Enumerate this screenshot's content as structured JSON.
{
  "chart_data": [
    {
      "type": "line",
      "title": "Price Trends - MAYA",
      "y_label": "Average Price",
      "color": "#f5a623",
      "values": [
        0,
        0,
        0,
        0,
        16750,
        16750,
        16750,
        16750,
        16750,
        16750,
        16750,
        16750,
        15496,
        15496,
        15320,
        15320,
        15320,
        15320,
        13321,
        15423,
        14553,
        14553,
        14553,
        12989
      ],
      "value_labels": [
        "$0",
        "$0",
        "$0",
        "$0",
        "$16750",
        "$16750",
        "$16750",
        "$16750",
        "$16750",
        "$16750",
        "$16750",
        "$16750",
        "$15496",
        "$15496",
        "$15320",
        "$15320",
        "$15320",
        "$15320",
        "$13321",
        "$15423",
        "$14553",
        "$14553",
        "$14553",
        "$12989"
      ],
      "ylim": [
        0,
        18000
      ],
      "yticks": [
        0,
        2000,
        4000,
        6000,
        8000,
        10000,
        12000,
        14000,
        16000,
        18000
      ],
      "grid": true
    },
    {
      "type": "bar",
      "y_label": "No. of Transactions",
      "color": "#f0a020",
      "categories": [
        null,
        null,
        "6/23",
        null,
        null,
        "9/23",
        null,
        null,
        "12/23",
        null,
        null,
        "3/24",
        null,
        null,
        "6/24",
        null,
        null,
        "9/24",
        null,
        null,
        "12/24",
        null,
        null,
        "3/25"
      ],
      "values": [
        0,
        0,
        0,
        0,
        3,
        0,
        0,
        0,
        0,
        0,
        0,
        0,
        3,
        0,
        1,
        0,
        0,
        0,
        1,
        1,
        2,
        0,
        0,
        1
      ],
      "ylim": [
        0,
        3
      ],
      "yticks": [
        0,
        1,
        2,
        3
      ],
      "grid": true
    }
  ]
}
================
**TO BE DONE:** Each line of the listing should be echoed back exactly.

**EXERCISE RESPONSE:**
Enumerate this screenshot's content as structured JSON.
{
  "chart_data": [
    {
      "type": "line",
      "title": "Price Trends - MAYA",
      "y_label": "Average Price",
      "color": "#f5a623",
      "values": [
        0,
        0,
        0,
        0,
        16750,
        16750,
        16750,
        16750,
        16750,
        16750,
        16750,
        16750,
        15496,
        15496,
        15320,
        15320,
        15320,
        15320,
        13321,
        15423,
        14553,
        14553,
        14553,
        12989
      ],
      "value_labels": [
        "$0",
        "$0",
        "$0",
        "$0",
        "$16750",
        "$16750",
        "$16750",
        "$16750",
        "$16750",
        "$16750",
        "$16750",
        "$16750",
        "$15496",
        "$15496",
        "$15320",
        "$15320",
        "$15320",
        "$15320",
        "$13321",
        "$15423",
        "$14553",
        "$14553",
        "$14553",
        "$12989"
      ],
      "ylim": [
        0,
        18000
      ],
      "yticks": [
        0,
        2000,
        4000,
        6000,
        8000,
        10000,
        12000,
        14000,
        16000,
        18000
      ],
      "grid": true
    },
    {
      "type": "bar",
      "y_label": "No. of Transactions",
      "color": "#f0a020",
      "categories": [
        null,
        null,
        "6/23",
        null,
        null,
        "9/23",
        null,
        null,
        "12/23",
        null,
        null,
        "3/24",
        null,
        null,
        "6/24",
        null,
        null,
        "9/24",
        null,
        null,
        "12/24",
        null,
        null,
        "3/25"
      ],
      "values": [
        0,
        0,
        0,
        0,
        3,
        0,
        0,
        0,
        0,
        0,
        0,
        0,
        3,
        0,
        1,
        0,
        0,
        0,
        1,
        1,
        2,
        0,
        0,
        1
      ],
      "ylim": [
        0,
        3
      ],
      "yticks": [
        0,
        1,
        2,
        3
      ],
      "grid": true
    }
  ]
}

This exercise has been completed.